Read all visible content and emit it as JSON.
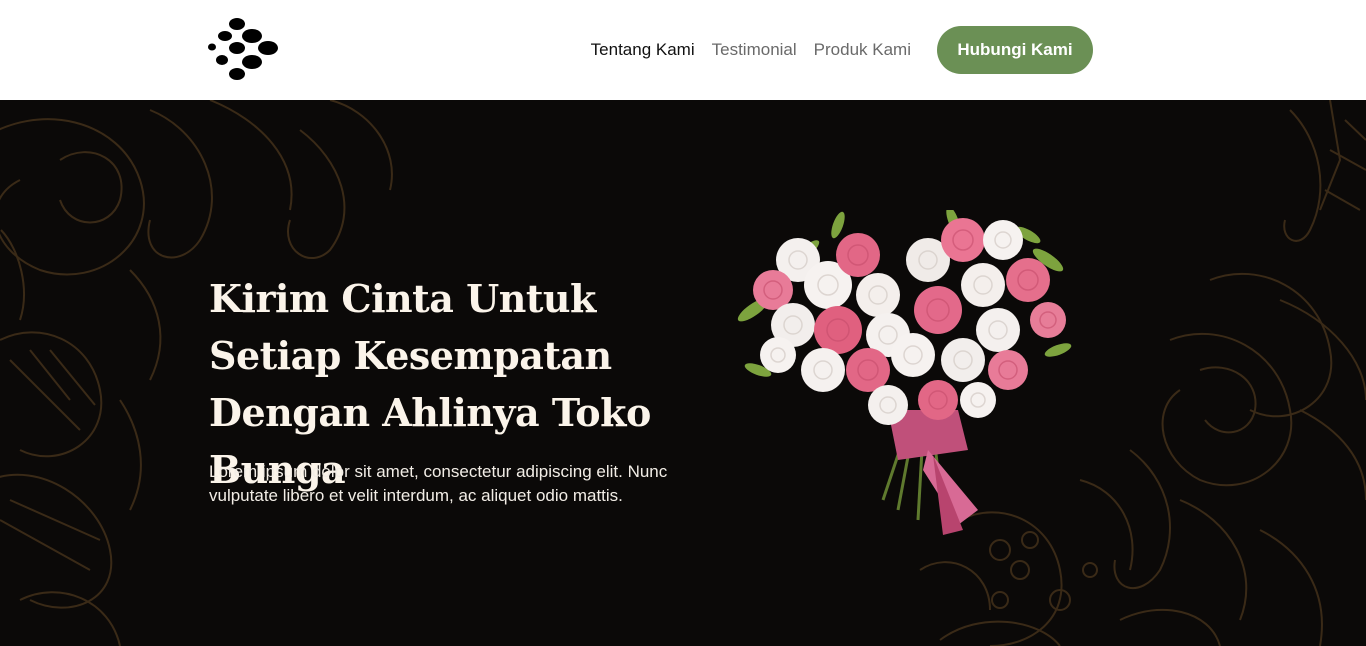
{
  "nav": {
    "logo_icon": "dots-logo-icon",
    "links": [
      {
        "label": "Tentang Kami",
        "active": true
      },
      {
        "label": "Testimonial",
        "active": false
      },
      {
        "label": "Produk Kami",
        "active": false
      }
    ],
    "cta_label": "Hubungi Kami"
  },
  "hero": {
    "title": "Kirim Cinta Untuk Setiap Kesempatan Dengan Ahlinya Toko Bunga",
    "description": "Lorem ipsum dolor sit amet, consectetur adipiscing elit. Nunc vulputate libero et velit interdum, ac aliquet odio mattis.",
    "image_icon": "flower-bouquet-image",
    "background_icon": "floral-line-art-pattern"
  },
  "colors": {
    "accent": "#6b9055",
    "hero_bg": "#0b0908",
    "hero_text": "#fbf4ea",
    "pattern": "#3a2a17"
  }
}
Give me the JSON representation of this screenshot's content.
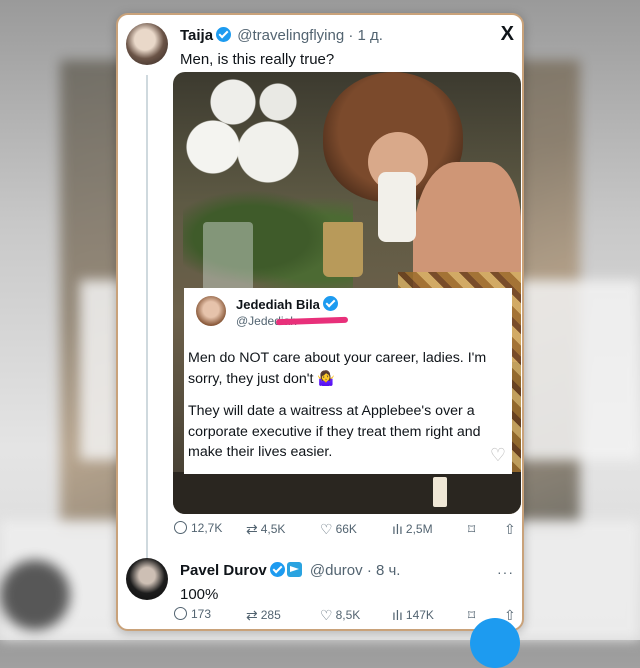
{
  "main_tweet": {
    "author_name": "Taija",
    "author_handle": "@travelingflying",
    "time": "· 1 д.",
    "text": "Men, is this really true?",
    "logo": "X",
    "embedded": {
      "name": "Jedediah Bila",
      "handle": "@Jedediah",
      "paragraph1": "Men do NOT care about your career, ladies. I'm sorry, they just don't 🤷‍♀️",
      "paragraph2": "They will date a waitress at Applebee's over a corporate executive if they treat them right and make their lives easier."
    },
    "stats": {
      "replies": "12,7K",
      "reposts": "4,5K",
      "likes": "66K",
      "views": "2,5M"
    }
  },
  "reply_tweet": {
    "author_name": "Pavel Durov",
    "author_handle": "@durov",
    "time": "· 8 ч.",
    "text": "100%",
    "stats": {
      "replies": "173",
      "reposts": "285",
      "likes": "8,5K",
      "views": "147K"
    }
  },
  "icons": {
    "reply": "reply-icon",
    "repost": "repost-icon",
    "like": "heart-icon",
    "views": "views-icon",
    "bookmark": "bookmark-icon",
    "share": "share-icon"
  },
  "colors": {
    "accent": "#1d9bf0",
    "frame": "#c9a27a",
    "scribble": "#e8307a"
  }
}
• • • •
Task statement: Starting at the line that contains "Give me the", retype each line through the final one in the listing, with both ends kept and the pictures omitted.

Task answer:
Give me the JSON representation of this screenshot's content.
{
  "main_tweet": {
    "author_name": "Taija",
    "author_handle": "@travelingflying",
    "time": "· 1 д.",
    "text": "Men, is this really true?",
    "logo": "X",
    "embedded": {
      "name": "Jedediah Bila",
      "handle": "@Jedediah",
      "paragraph1": "Men do NOT care about your career, ladies. I'm sorry, they just don't 🤷‍♀️",
      "paragraph2": "They will date a waitress at Applebee's over a corporate executive if they treat them right and make their lives easier."
    },
    "stats": {
      "replies": "12,7K",
      "reposts": "4,5K",
      "likes": "66K",
      "views": "2,5M"
    }
  },
  "reply_tweet": {
    "author_name": "Pavel Durov",
    "author_handle": "@durov",
    "time": "· 8 ч.",
    "text": "100%",
    "stats": {
      "replies": "173",
      "reposts": "285",
      "likes": "8,5K",
      "views": "147K"
    }
  },
  "icons": {
    "reply": "reply-icon",
    "repost": "repost-icon",
    "like": "heart-icon",
    "views": "views-icon",
    "bookmark": "bookmark-icon",
    "share": "share-icon"
  },
  "colors": {
    "accent": "#1d9bf0",
    "frame": "#c9a27a",
    "scribble": "#e8307a"
  }
}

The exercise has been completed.